### Supplied material
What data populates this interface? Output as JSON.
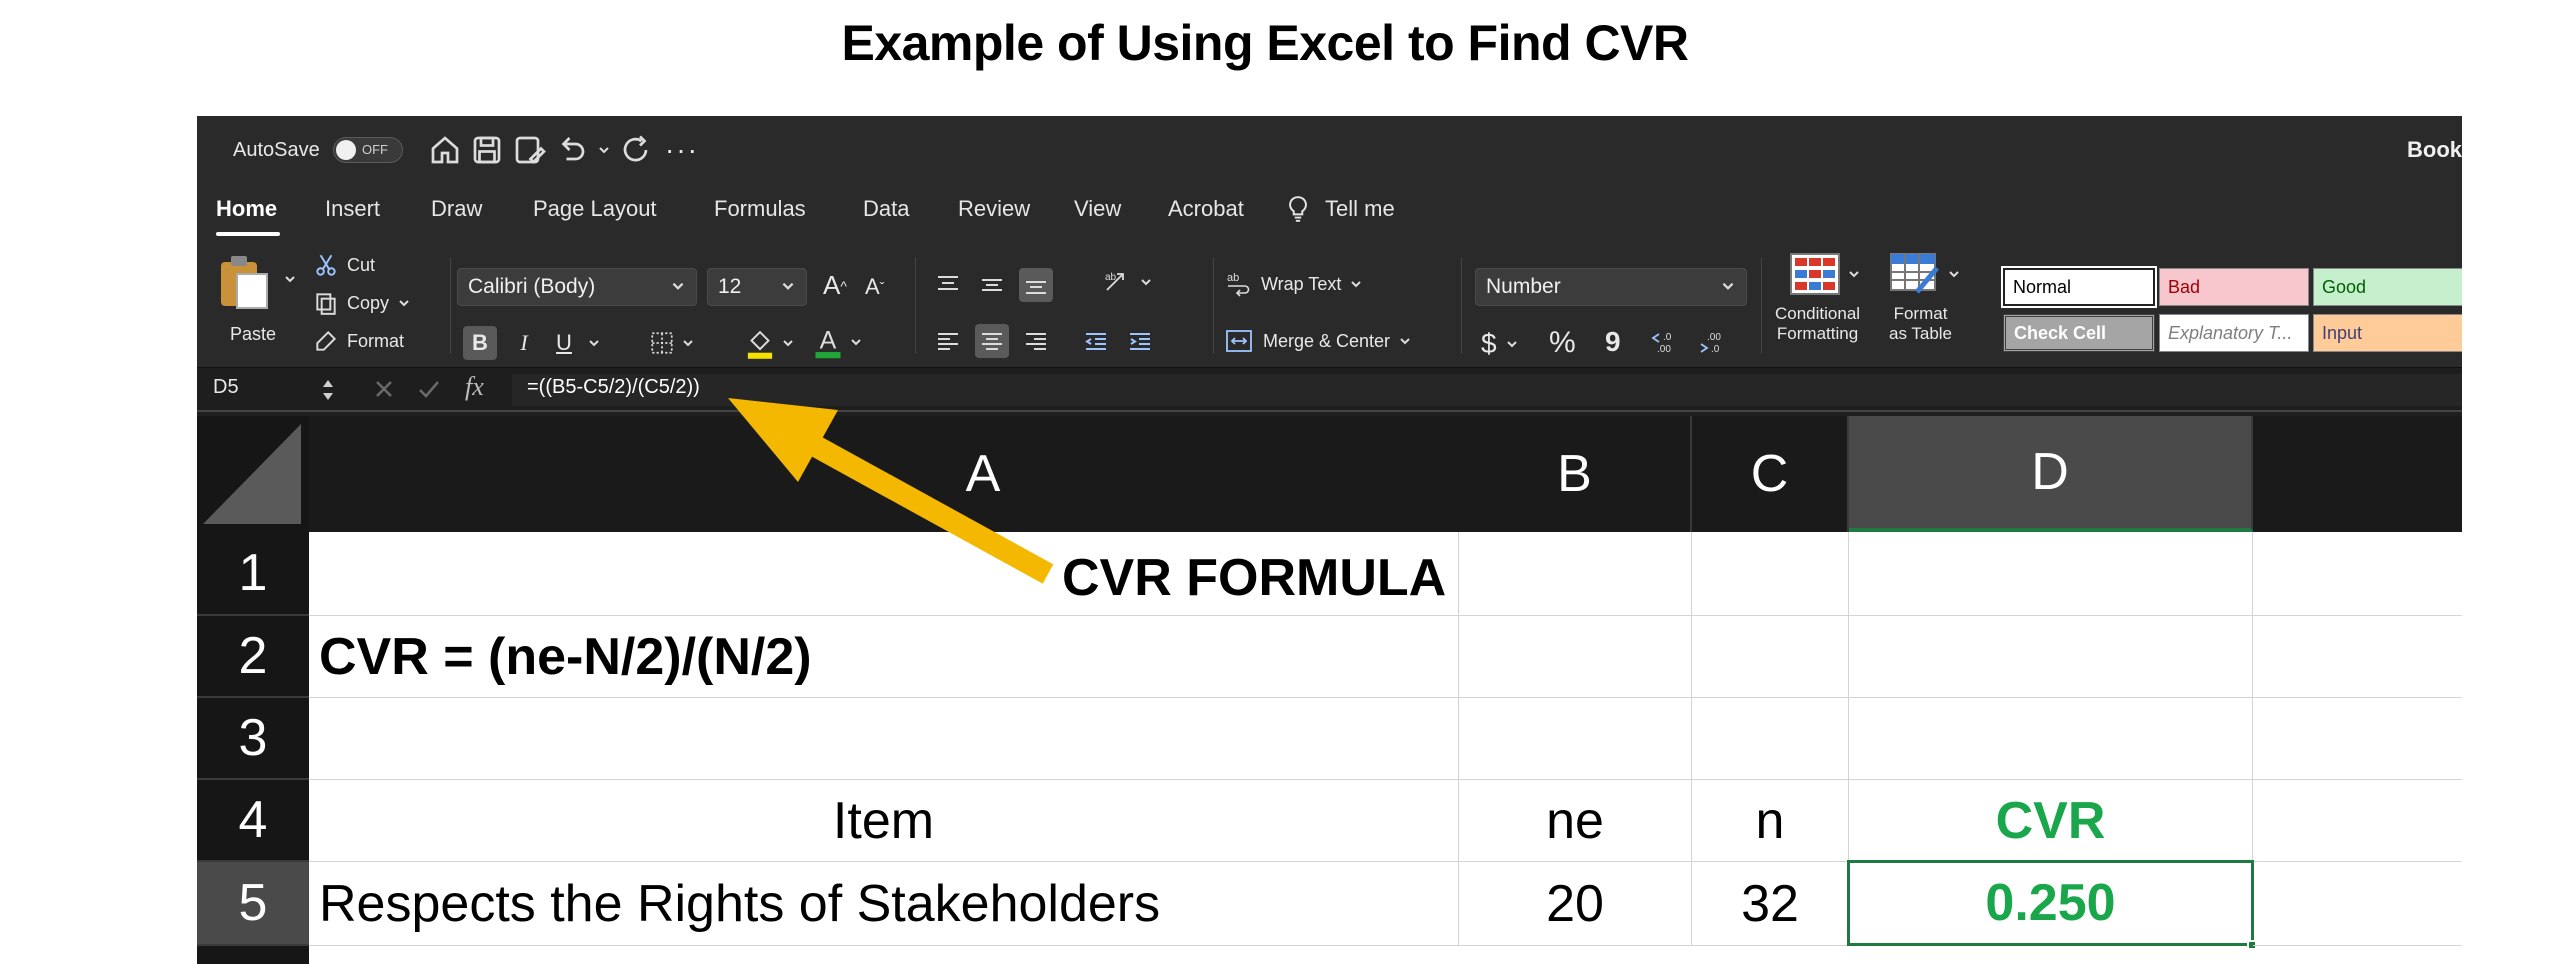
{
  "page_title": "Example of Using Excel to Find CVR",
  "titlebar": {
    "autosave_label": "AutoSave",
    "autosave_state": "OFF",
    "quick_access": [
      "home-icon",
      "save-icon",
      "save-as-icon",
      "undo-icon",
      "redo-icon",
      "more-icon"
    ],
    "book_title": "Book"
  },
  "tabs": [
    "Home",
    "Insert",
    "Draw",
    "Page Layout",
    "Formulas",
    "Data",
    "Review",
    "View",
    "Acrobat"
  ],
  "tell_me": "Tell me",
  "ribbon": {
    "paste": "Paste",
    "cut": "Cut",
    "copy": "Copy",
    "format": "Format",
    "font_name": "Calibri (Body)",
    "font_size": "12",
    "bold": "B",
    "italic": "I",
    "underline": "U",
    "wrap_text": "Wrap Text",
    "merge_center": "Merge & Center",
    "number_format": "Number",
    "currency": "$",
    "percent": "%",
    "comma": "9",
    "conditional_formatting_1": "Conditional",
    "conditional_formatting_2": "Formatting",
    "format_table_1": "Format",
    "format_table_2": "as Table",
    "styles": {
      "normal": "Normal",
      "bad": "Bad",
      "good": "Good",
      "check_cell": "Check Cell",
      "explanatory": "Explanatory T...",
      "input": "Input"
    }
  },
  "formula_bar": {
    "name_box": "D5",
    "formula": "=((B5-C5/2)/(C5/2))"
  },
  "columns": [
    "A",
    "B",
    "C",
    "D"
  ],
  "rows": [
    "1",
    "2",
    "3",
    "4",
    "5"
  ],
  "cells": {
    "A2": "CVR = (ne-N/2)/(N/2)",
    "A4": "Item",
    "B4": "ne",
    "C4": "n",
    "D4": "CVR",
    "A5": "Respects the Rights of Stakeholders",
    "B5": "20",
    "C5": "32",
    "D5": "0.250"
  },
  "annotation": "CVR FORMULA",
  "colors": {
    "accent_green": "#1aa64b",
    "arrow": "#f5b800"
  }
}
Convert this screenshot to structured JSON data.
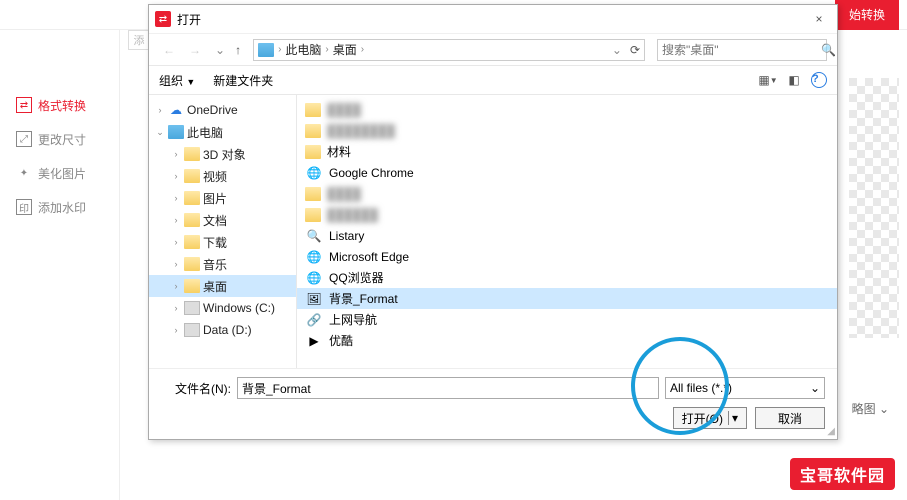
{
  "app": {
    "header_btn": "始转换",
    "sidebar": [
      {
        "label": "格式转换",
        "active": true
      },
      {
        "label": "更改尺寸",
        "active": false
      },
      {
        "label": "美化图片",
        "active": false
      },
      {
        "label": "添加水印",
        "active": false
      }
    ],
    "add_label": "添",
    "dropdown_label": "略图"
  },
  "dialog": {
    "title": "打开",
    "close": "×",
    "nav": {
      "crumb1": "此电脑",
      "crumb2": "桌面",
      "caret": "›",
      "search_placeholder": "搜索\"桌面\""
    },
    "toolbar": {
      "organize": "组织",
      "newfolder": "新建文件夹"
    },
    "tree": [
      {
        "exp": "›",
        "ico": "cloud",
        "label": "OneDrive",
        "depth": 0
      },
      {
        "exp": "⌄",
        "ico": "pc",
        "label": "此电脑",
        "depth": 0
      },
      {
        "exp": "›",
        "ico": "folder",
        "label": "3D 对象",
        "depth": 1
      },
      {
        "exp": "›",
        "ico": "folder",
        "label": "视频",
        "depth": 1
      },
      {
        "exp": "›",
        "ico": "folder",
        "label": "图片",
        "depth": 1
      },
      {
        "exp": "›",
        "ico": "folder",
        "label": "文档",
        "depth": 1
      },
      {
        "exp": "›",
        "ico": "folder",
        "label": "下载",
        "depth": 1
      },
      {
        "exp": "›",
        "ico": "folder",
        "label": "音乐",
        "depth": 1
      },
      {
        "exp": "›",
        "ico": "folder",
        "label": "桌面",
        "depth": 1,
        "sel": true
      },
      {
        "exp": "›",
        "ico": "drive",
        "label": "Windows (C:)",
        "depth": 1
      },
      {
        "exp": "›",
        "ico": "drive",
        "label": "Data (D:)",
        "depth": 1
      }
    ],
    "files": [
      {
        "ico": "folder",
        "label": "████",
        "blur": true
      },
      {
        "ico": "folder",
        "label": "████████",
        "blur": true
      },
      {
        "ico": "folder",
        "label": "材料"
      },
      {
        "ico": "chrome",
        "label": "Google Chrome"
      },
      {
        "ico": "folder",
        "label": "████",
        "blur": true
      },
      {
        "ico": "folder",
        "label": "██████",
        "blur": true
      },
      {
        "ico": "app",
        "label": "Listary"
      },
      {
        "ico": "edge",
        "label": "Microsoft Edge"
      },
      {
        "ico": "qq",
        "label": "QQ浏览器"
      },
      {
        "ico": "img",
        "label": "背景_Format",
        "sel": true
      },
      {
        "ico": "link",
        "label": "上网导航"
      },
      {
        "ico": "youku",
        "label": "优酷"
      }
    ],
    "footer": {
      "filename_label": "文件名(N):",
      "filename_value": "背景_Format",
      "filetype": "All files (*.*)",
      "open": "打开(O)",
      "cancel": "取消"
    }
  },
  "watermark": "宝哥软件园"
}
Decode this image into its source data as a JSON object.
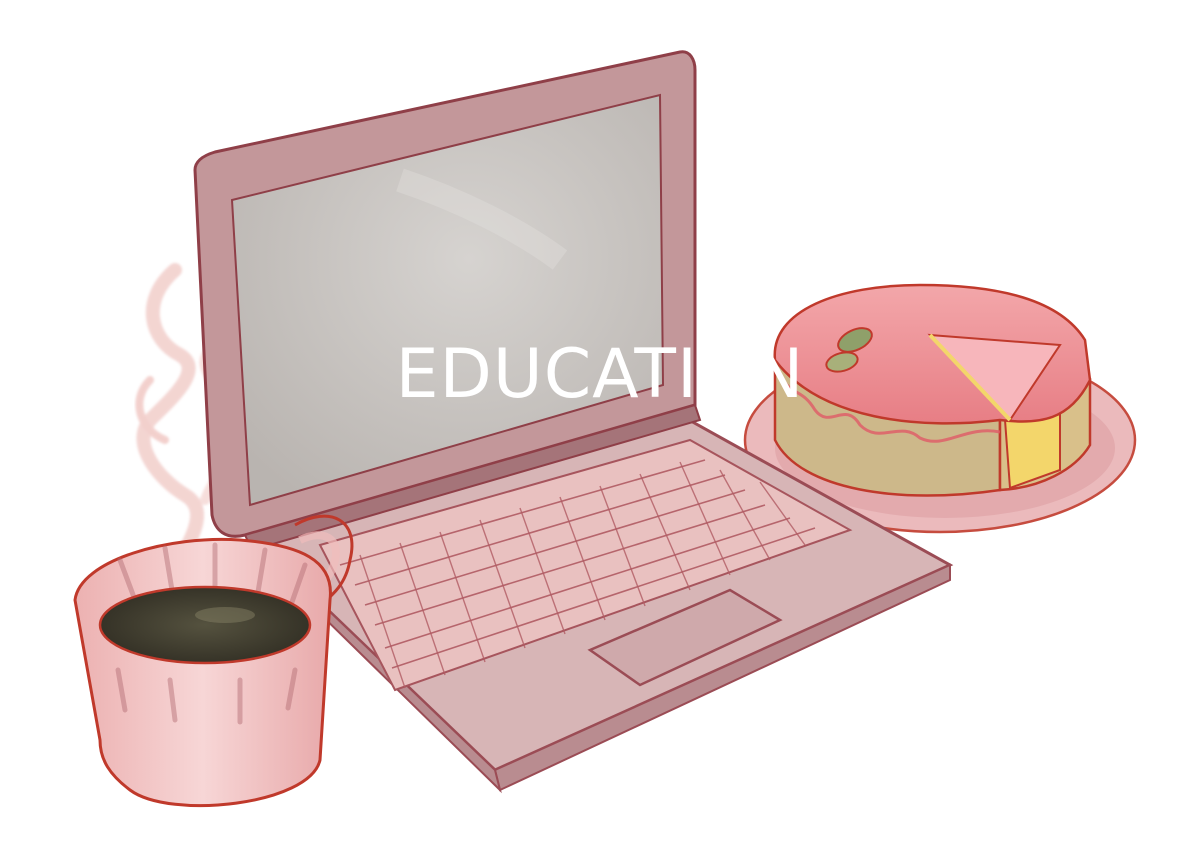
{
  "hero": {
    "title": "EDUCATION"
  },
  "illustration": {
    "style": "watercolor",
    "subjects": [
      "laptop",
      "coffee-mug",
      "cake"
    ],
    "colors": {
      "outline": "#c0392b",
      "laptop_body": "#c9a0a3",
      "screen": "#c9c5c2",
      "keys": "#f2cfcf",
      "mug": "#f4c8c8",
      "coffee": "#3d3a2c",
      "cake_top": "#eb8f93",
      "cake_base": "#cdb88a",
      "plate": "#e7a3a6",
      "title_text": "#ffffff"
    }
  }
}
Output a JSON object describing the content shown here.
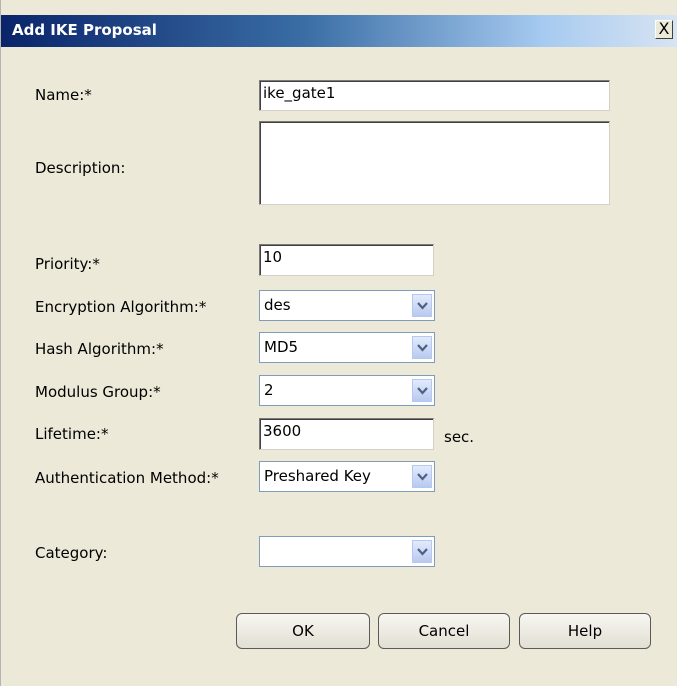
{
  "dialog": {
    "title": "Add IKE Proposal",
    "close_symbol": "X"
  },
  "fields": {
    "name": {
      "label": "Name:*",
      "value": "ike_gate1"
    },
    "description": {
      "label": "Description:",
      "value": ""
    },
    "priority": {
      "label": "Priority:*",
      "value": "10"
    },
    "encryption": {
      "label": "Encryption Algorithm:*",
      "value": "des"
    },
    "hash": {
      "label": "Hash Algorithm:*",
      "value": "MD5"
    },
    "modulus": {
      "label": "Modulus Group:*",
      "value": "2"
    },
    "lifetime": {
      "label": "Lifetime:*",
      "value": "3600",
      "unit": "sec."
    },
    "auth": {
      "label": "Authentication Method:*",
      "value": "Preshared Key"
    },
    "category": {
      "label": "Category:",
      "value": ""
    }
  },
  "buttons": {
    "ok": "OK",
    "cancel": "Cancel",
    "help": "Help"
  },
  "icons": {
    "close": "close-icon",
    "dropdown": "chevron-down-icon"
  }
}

### Required work
Every entry above needs to be retyped exactly; drop the pictures.

### Response
What data populates this interface? Output as JSON.
{
  "page_title": "Example of Using Excel to Find CVR",
  "titlebar": {
    "autosave_label": "AutoSave",
    "autosave_state": "OFF",
    "quick_access": [
      "home-icon",
      "save-icon",
      "save-as-icon",
      "undo-icon",
      "redo-icon",
      "more-icon"
    ],
    "book_title": "Book"
  },
  "tabs": [
    "Home",
    "Insert",
    "Draw",
    "Page Layout",
    "Formulas",
    "Data",
    "Review",
    "View",
    "Acrobat"
  ],
  "tell_me": "Tell me",
  "ribbon": {
    "paste": "Paste",
    "cut": "Cut",
    "copy": "Copy",
    "format": "Format",
    "font_name": "Calibri (Body)",
    "font_size": "12",
    "bold": "B",
    "italic": "I",
    "underline": "U",
    "wrap_text": "Wrap Text",
    "merge_center": "Merge & Center",
    "number_format": "Number",
    "currency": "$",
    "percent": "%",
    "comma": "9",
    "conditional_formatting_1": "Conditional",
    "conditional_formatting_2": "Formatting",
    "format_table_1": "Format",
    "format_table_2": "as Table",
    "styles": {
      "normal": "Normal",
      "bad": "Bad",
      "good": "Good",
      "check_cell": "Check Cell",
      "explanatory": "Explanatory T...",
      "input": "Input"
    }
  },
  "formula_bar": {
    "name_box": "D5",
    "formula": "=((B5-C5/2)/(C5/2))"
  },
  "columns": [
    "A",
    "B",
    "C",
    "D"
  ],
  "rows": [
    "1",
    "2",
    "3",
    "4",
    "5"
  ],
  "cells": {
    "A2": "CVR = (ne-N/2)/(N/2)",
    "A4": "Item",
    "B4": "ne",
    "C4": "n",
    "D4": "CVR",
    "A5": "Respects the Rights of Stakeholders",
    "B5": "20",
    "C5": "32",
    "D5": "0.250"
  },
  "annotation": "CVR FORMULA",
  "colors": {
    "accent_green": "#1aa64b",
    "arrow": "#f5b800"
  }
}
Convert this screenshot to structured JSON data.
{
  "app": {
    "header_btn": "始转换",
    "sidebar": [
      {
        "label": "格式转换",
        "active": true
      },
      {
        "label": "更改尺寸",
        "active": false
      },
      {
        "label": "美化图片",
        "active": false
      },
      {
        "label": "添加水印",
        "active": false
      }
    ],
    "add_label": "添",
    "dropdown_label": "略图"
  },
  "dialog": {
    "title": "打开",
    "close": "×",
    "nav": {
      "crumb1": "此电脑",
      "crumb2": "桌面",
      "caret": "›",
      "search_placeholder": "搜索\"桌面\""
    },
    "toolbar": {
      "organize": "组织",
      "newfolder": "新建文件夹"
    },
    "tree": [
      {
        "exp": "›",
        "ico": "cloud",
        "label": "OneDrive",
        "depth": 0
      },
      {
        "exp": "⌄",
        "ico": "pc",
        "label": "此电脑",
        "depth": 0
      },
      {
        "exp": "›",
        "ico": "folder",
        "label": "3D 对象",
        "depth": 1
      },
      {
        "exp": "›",
        "ico": "folder",
        "label": "视频",
        "depth": 1
      },
      {
        "exp": "›",
        "ico": "folder",
        "label": "图片",
        "depth": 1
      },
      {
        "exp": "›",
        "ico": "folder",
        "label": "文档",
        "depth": 1
      },
      {
        "exp": "›",
        "ico": "folder",
        "label": "下载",
        "depth": 1
      },
      {
        "exp": "›",
        "ico": "folder",
        "label": "音乐",
        "depth": 1
      },
      {
        "exp": "›",
        "ico": "folder",
        "label": "桌面",
        "depth": 1,
        "sel": true
      },
      {
        "exp": "›",
        "ico": "drive",
        "label": "Windows (C:)",
        "depth": 1
      },
      {
        "exp": "›",
        "ico": "drive",
        "label": "Data (D:)",
        "depth": 1
      }
    ],
    "files": [
      {
        "ico": "folder",
        "label": "████",
        "blur": true
      },
      {
        "ico": "folder",
        "label": "████████",
        "blur": true
      },
      {
        "ico": "folder",
        "label": "材料"
      },
      {
        "ico": "chrome",
        "label": "Google Chrome"
      },
      {
        "ico": "folder",
        "label": "████",
        "blur": true
      },
      {
        "ico": "folder",
        "label": "██████",
        "blur": true
      },
      {
        "ico": "app",
        "label": "Listary"
      },
      {
        "ico": "edge",
        "label": "Microsoft Edge"
      },
      {
        "ico": "qq",
        "label": "QQ浏览器"
      },
      {
        "ico": "img",
        "label": "背景_Format",
        "sel": true
      },
      {
        "ico": "link",
        "label": "上网导航"
      },
      {
        "ico": "youku",
        "label": "优酷"
      }
    ],
    "footer": {
      "filename_label": "文件名(N):",
      "filename_value": "背景_Format",
      "filetype": "All files (*.*)",
      "open": "打开(O)",
      "cancel": "取消"
    }
  },
  "watermark": "宝哥软件园"
}
Decode this image into its source data as a JSON object.
{
  "hero": {
    "title": "EDUCATION"
  },
  "illustration": {
    "style": "watercolor",
    "subjects": [
      "laptop",
      "coffee-mug",
      "cake"
    ],
    "colors": {
      "outline": "#c0392b",
      "laptop_body": "#c9a0a3",
      "screen": "#c9c5c2",
      "keys": "#f2cfcf",
      "mug": "#f4c8c8",
      "coffee": "#3d3a2c",
      "cake_top": "#eb8f93",
      "cake_base": "#cdb88a",
      "plate": "#e7a3a6",
      "title_text": "#ffffff"
    }
  }
}
Output a JSON object describing the content shown here.
{
  "dialog": {
    "title": "Add IKE Proposal",
    "close_symbol": "X"
  },
  "fields": {
    "name": {
      "label": "Name:*",
      "value": "ike_gate1"
    },
    "description": {
      "label": "Description:",
      "value": ""
    },
    "priority": {
      "label": "Priority:*",
      "value": "10"
    },
    "encryption": {
      "label": "Encryption Algorithm:*",
      "value": "des"
    },
    "hash": {
      "label": "Hash Algorithm:*",
      "value": "MD5"
    },
    "modulus": {
      "label": "Modulus Group:*",
      "value": "2"
    },
    "lifetime": {
      "label": "Lifetime:*",
      "value": "3600",
      "unit": "sec."
    },
    "auth": {
      "label": "Authentication Method:*",
      "value": "Preshared Key"
    },
    "category": {
      "label": "Category:",
      "value": ""
    }
  },
  "buttons": {
    "ok": "OK",
    "cancel": "Cancel",
    "help": "Help"
  },
  "icons": {
    "close": "close-icon",
    "dropdown": "chevron-down-icon"
  }
}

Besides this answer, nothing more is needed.